[Python-Dev] Multilingual programming article on the Red Hat Developer blog

Sat Sep 13 00:16:30 CEST 2014

Jim, Stephen:

It seems like we're off topic here, but to answer all as briefly as 
possible:

1. Java does not really have a Unicode type, therefore not one that 
validates. It has a String type that is a sequence of UTF-16 code units. 
There are some String methods and Character methods that deal with code 
points represented as int. I can put any 16-bit values I like in a String.
2. With proper accounting for indices, and as long as surrogates appear 
in pairs, I believe operations like find or endswith give correct 
answers about the unicode, when applied to the UTF-16. This is an 
attractive implementation option, and mostly what we do.
3. I'm fixing some bugs where we get it wrong beyond the BMP, and the 
fix involves banning lone surrogates (completely). At present you can't 
type them in literals but you can sneak them in from Java.
4. I think (with Antoine) if Jython supported PEP-383 byte smuggling, it 
would have to do it the same way as CPython, as it is visible. It's not 
impossible (I think), but is messy. Some are strongly against.

Jeff Allen

On 12/09/2014 16:37, Jim J. Jewett wrote:
>
>
> On September 11, 2014, Jeff Allen wrote:
>
>> ... "surrogateescape" is an error handler, not a codec.
> True, but I believe that is a CPython implementation detail.
>
> Other implementations (including jython) should implement the
> surrogatescape API, but I don't think it is important to use the
> same internal representation for the invalid bytes.
>
>> lone surrogates preclude a naive use of the platform string library
> Invalid input often causes problems.  Are you saying that there are
> situations where the platform string library could easily handle
> invalid characters in general, but has a problem with the specific
> case of lone surrogates?
>

* [Exercise task 1] According to the Python-Dev thread, what is Java's String type a sequence of?
* [Exercise task 2] In the records, copy out the stretch from the very first line through the line containing "item-1-paragraph [188, 988, 1050, 1441]", with both ends included.

Element-and-box listings
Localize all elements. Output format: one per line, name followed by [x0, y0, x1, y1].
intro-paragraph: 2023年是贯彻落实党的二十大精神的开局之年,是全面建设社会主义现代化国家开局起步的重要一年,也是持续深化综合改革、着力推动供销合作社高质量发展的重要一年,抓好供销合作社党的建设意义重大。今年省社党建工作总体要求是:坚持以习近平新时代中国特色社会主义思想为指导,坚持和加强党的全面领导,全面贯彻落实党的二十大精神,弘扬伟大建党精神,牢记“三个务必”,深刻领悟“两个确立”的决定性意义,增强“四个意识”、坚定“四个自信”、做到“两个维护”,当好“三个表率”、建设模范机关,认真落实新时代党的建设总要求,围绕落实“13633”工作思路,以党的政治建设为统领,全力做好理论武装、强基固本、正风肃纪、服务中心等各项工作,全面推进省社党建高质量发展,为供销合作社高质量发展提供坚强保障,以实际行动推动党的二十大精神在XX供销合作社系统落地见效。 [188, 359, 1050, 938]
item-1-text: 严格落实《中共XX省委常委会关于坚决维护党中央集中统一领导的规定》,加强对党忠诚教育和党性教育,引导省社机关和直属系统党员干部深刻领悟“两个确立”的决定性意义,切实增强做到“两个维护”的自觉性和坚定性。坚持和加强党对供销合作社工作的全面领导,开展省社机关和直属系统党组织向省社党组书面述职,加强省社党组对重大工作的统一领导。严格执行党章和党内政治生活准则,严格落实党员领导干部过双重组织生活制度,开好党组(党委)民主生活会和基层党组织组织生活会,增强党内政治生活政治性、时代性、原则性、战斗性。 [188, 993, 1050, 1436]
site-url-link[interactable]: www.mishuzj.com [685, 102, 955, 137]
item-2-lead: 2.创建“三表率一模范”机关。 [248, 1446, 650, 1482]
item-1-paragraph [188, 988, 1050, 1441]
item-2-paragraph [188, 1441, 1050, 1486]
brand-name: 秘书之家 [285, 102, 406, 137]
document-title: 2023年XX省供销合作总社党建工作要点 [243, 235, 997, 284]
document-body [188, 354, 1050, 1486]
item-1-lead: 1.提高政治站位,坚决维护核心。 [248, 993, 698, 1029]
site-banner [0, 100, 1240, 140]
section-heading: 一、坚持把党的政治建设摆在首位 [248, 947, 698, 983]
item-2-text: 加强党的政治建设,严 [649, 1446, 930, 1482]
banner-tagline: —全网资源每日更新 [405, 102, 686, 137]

* [Answer 1] UTF-16 code units.

* [Answer 2]
Localize all elements. Output format: one per line, name followed by [x0, y0, x1, y1].
intro-paragraph: 2023年是贯彻落实党的二十大精神的开局之年,是全面建设社会主义现代化国家开局起步的重要一年,也是持续深化综合改革、着力推动供销合作社高质量发展的重要一年,抓好供销合作社党的建设意义重大。今年省社党建工作总体要求是:坚持以习近平新时代中国特色社会主义思想为指导,坚持和加强党的全面领导,全面贯彻落实党的二十大精神,弘扬伟大建党精神,牢记“三个务必”,深刻领悟“两个确立”的决定性意义,增强“四个意识”、坚定“四个自信”、做到“两个维护”,当好“三个表率”、建设模范机关,认真落实新时代党的建设总要求,围绕落实“13633”工作思路,以党的政治建设为统领,全力做好理论武装、强基固本、正风肃纪、服务中心等各项工作,全面推进省社党建高质量发展,为供销合作社高质量发展提供坚强保障,以实际行动推动党的二十大精神在XX供销合作社系统落地见效。 [188, 359, 1050, 938]
item-1-text: 严格落实《中共XX省委常委会关于坚决维护党中央集中统一领导的规定》,加强对党忠诚教育和党性教育,引导省社机关和直属系统党员干部深刻领悟“两个确立”的决定性意义,切实增强做到“两个维护”的自觉性和坚定性。坚持和加强党对供销合作社工作的全面领导,开展省社机关和直属系统党组织向省社党组书面述职,加强省社党组对重大工作的统一领导。严格执行党章和党内政治生活准则,严格落实党员领导干部过双重组织生活制度,开好党组(党委)民主生活会和基层党组织组织生活会,增强党内政治生活政治性、时代性、原则性、战斗性。 [188, 993, 1050, 1436]
site-url-link[interactable]: www.mishuzj.com [685, 102, 955, 137]
item-2-lead: 2.创建“三表率一模范”机关。 [248, 1446, 650, 1482]
item-1-paragraph [188, 988, 1050, 1441]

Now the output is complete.